Goal:
Look through the records below and collect all lines that hold the string "Take".

Task inputs:
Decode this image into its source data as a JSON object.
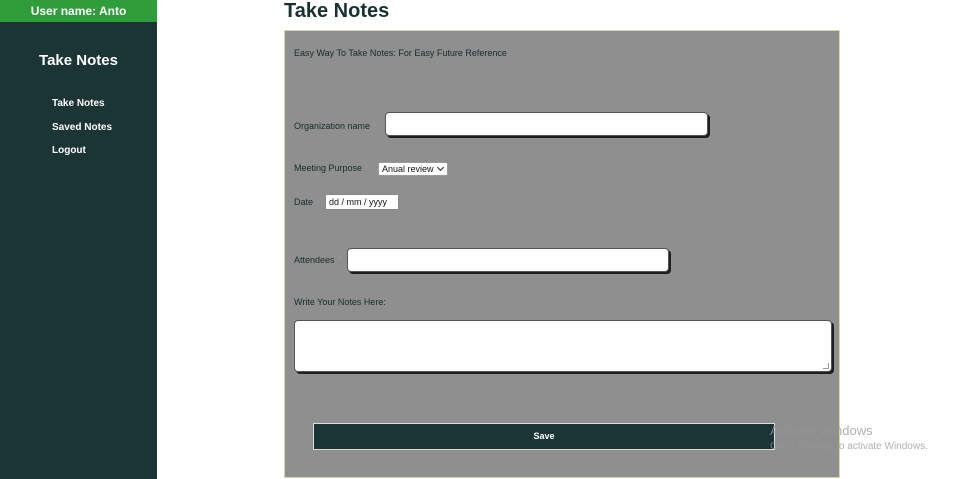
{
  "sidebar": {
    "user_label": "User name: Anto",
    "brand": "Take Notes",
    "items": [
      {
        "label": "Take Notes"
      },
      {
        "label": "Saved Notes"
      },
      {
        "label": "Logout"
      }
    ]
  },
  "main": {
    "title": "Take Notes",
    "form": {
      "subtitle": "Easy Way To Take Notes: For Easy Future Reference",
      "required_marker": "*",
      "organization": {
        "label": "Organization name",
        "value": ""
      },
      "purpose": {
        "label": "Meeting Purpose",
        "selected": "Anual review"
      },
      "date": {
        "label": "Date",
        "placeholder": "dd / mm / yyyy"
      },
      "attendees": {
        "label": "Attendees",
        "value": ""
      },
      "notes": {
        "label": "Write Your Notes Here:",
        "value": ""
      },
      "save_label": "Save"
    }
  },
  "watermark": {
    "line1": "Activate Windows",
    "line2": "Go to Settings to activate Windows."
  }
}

* * *

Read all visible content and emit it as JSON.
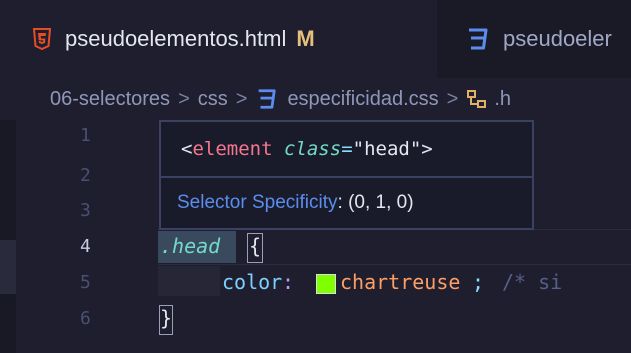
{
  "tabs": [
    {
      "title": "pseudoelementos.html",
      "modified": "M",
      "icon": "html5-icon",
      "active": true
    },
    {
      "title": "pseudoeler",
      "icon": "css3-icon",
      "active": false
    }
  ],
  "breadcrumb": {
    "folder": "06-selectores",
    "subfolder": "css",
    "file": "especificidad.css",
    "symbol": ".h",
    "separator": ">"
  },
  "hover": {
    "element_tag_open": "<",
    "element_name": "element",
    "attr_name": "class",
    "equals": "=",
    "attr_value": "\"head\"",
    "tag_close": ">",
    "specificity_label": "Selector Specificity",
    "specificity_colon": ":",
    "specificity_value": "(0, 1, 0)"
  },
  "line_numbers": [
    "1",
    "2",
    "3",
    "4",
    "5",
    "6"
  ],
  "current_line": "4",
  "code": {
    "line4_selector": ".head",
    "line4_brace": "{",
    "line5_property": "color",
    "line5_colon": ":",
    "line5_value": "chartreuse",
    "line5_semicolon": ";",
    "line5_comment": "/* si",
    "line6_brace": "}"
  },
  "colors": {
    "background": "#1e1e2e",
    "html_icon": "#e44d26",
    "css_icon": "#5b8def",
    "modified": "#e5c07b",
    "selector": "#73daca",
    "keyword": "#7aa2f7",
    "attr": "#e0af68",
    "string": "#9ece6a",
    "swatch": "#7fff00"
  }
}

Output below:
    "brand": "Take Notes",
        "label": "Take Notes"
    "title": "Take Notes",
      "subtitle": "Easy Way To Take Notes: For Easy Future Reference",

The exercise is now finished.